▶ _Given instruction_
Reproduce the records below in full and word for word, excluding pictures.

-- Start --

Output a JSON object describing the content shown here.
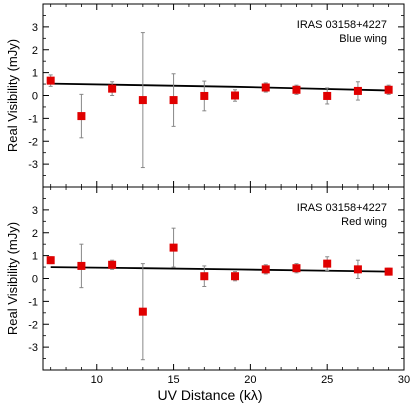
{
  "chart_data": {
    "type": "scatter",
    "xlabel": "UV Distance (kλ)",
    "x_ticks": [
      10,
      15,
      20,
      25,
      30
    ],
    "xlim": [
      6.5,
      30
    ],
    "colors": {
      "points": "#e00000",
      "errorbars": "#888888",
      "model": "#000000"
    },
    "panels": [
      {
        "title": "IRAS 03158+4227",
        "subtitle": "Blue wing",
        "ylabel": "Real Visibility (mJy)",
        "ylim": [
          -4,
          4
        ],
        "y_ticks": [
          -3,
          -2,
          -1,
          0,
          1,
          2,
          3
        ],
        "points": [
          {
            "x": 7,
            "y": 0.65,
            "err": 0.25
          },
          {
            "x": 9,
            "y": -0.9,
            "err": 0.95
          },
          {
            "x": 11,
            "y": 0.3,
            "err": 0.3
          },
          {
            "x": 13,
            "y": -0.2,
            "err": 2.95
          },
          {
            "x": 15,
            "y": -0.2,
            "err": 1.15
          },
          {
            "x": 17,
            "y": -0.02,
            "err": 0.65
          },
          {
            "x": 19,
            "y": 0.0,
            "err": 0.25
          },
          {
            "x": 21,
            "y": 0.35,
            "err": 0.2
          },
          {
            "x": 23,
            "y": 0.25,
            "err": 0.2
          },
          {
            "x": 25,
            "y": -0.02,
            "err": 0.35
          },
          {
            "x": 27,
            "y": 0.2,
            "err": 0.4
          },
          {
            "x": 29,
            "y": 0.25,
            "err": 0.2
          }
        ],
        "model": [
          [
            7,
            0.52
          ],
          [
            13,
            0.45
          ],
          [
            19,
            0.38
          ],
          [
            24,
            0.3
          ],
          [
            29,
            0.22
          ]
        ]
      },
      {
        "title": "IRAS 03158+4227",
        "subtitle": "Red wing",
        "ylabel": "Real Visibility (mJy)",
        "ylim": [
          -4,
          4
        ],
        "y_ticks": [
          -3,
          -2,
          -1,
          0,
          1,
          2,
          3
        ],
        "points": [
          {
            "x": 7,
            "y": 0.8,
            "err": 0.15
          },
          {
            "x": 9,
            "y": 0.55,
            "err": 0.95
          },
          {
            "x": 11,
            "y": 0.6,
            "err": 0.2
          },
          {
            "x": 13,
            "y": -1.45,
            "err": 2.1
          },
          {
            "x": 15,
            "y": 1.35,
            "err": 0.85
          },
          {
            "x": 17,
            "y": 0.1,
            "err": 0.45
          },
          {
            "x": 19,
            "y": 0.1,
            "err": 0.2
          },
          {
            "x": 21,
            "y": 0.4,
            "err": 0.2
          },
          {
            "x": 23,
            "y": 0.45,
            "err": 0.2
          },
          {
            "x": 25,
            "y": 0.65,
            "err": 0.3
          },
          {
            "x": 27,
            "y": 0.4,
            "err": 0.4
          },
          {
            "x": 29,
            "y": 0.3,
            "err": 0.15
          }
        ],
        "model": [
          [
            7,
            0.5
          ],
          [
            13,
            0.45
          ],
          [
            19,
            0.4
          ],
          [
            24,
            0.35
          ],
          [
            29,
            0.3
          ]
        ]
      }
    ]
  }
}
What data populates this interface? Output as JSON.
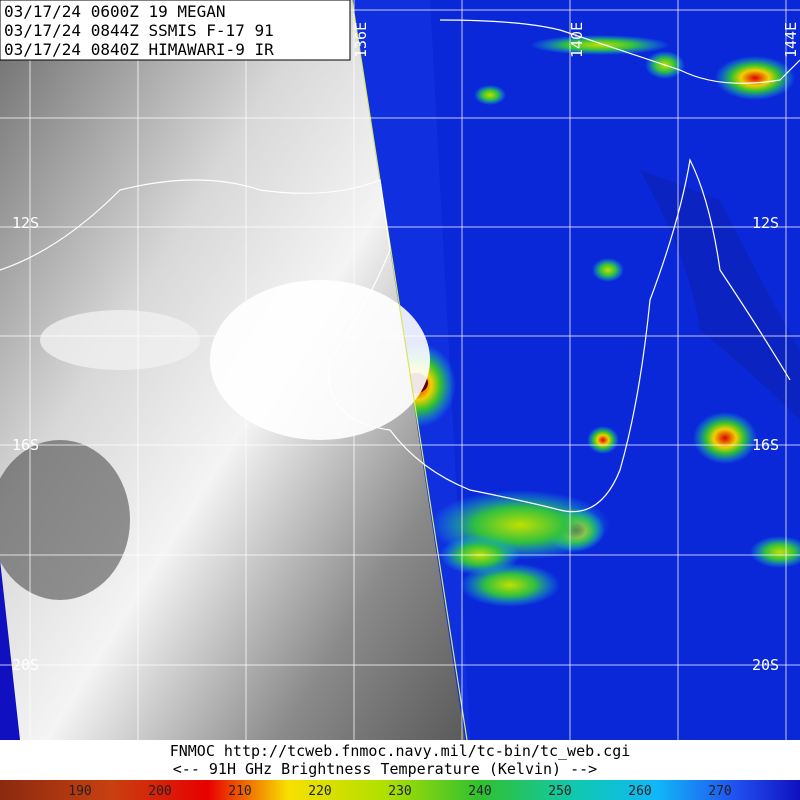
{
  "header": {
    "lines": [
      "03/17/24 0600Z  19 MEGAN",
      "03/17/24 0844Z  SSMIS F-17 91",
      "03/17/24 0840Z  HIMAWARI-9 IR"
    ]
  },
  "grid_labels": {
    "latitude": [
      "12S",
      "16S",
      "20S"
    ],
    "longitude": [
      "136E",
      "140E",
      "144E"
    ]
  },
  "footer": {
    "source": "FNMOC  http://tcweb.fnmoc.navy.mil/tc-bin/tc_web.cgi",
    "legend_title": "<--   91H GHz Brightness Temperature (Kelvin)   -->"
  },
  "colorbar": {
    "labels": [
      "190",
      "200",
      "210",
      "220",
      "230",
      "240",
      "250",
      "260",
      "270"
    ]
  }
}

-- End --

▶ _Result for this exercise_
Output a JSON object describing the content shown here.
{
  "chart_data": {
    "type": "scatter",
    "xlabel": "UV Distance (kλ)",
    "x_ticks": [
      10,
      15,
      20,
      25,
      30
    ],
    "xlim": [
      6.5,
      30
    ],
    "colors": {
      "points": "#e00000",
      "errorbars": "#888888",
      "model": "#000000"
    },
    "panels": [
      {
        "title": "IRAS 03158+4227",
        "subtitle": "Blue wing",
        "ylabel": "Real Visibility (mJy)",
        "ylim": [
          -4,
          4
        ],
        "y_ticks": [
          -3,
          -2,
          -1,
          0,
          1,
          2,
          3
        ],
        "points": [
          {
            "x": 7,
            "y": 0.65,
            "err": 0.25
          },
          {
            "x": 9,
            "y": -0.9,
            "err": 0.95
          },
          {
            "x": 11,
            "y": 0.3,
            "err": 0.3
          },
          {
            "x": 13,
            "y": -0.2,
            "err": 2.95
          },
          {
            "x": 15,
            "y": -0.2,
            "err": 1.15
          },
          {
            "x": 17,
            "y": -0.02,
            "err": 0.65
          },
          {
            "x": 19,
            "y": 0.0,
            "err": 0.25
          },
          {
            "x": 21,
            "y": 0.35,
            "err": 0.2
          },
          {
            "x": 23,
            "y": 0.25,
            "err": 0.2
          },
          {
            "x": 25,
            "y": -0.02,
            "err": 0.35
          },
          {
            "x": 27,
            "y": 0.2,
            "err": 0.4
          },
          {
            "x": 29,
            "y": 0.25,
            "err": 0.2
          }
        ],
        "model": [
          [
            7,
            0.52
          ],
          [
            13,
            0.45
          ],
          [
            19,
            0.38
          ],
          [
            24,
            0.3
          ],
          [
            29,
            0.22
          ]
        ]
      },
      {
        "title": "IRAS 03158+4227",
        "subtitle": "Red wing",
        "ylabel": "Real Visibility (mJy)",
        "ylim": [
          -4,
          4
        ],
        "y_ticks": [
          -3,
          -2,
          -1,
          0,
          1,
          2,
          3
        ],
        "points": [
          {
            "x": 7,
            "y": 0.8,
            "err": 0.15
          },
          {
            "x": 9,
            "y": 0.55,
            "err": 0.95
          },
          {
            "x": 11,
            "y": 0.6,
            "err": 0.2
          },
          {
            "x": 13,
            "y": -1.45,
            "err": 2.1
          },
          {
            "x": 15,
            "y": 1.35,
            "err": 0.85
          },
          {
            "x": 17,
            "y": 0.1,
            "err": 0.45
          },
          {
            "x": 19,
            "y": 0.1,
            "err": 0.2
          },
          {
            "x": 21,
            "y": 0.4,
            "err": 0.2
          },
          {
            "x": 23,
            "y": 0.45,
            "err": 0.2
          },
          {
            "x": 25,
            "y": 0.65,
            "err": 0.3
          },
          {
            "x": 27,
            "y": 0.4,
            "err": 0.4
          },
          {
            "x": 29,
            "y": 0.3,
            "err": 0.15
          }
        ],
        "model": [
          [
            7,
            0.5
          ],
          [
            13,
            0.45
          ],
          [
            19,
            0.4
          ],
          [
            24,
            0.35
          ],
          [
            29,
            0.3
          ]
        ]
      }
    ]
  }
}
What data populates this interface? Output as JSON.
{
  "header": {
    "lines": [
      "03/17/24 0600Z  19 MEGAN",
      "03/17/24 0844Z  SSMIS F-17 91",
      "03/17/24 0840Z  HIMAWARI-9 IR"
    ]
  },
  "grid_labels": {
    "latitude": [
      "12S",
      "16S",
      "20S"
    ],
    "longitude": [
      "136E",
      "140E",
      "144E"
    ]
  },
  "footer": {
    "source": "FNMOC  http://tcweb.fnmoc.navy.mil/tc-bin/tc_web.cgi",
    "legend_title": "<--   91H GHz Brightness Temperature (Kelvin)   -->"
  },
  "colorbar": {
    "labels": [
      "190",
      "200",
      "210",
      "220",
      "230",
      "240",
      "250",
      "260",
      "270"
    ]
  }
}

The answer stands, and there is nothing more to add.